> GOAL OF THE EXERCISE
Extract the entries in their exact form.

[Stored records]
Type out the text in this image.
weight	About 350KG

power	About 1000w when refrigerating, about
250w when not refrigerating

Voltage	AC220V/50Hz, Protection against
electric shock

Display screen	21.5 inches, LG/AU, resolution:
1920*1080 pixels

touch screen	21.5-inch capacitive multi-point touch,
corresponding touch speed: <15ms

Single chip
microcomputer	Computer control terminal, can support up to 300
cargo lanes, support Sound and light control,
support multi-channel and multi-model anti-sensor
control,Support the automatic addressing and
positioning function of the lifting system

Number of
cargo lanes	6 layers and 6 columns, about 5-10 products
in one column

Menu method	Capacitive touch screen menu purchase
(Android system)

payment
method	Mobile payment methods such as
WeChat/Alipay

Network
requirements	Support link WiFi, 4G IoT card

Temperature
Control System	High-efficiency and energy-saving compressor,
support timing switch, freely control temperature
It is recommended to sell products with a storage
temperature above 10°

> FINAL RESULT
Type out the text in this image.
weight	About 350KG

power	About 1000w when refrigerating, about
250w when not refrigerating

Voltage	AC220V/50Hz, Protection against
electric shock

Display screen	21.5 inches, LG/AU, resolution:
1920*1080 pixels

touch screen	21.5-inch capacitive multi-point touch,
corresponding touch speed: <15ms

Single chip
microcomputer	Computer control terminal, can support up to 300
cargo lanes, support Sound and light control,
support multi-channel and multi-model anti-sensor
control,Support the automatic addressing and
positioning function of the lifting system

Number of
cargo lanes	6 layers and 6 columns, about 5-10 products
in one column

Menu method	Capacitive touch screen menu purchase
(Android system)

payment
method	Mobile payment methods such as
WeChat/Alipay

Network
requirements	Support link WiFi, 4G IoT card

Temperature
Control System	High-efficiency and energy-saving compressor,
support timing switch, freely control temperature
It is recommended to sell products with a storage
temperature above 10°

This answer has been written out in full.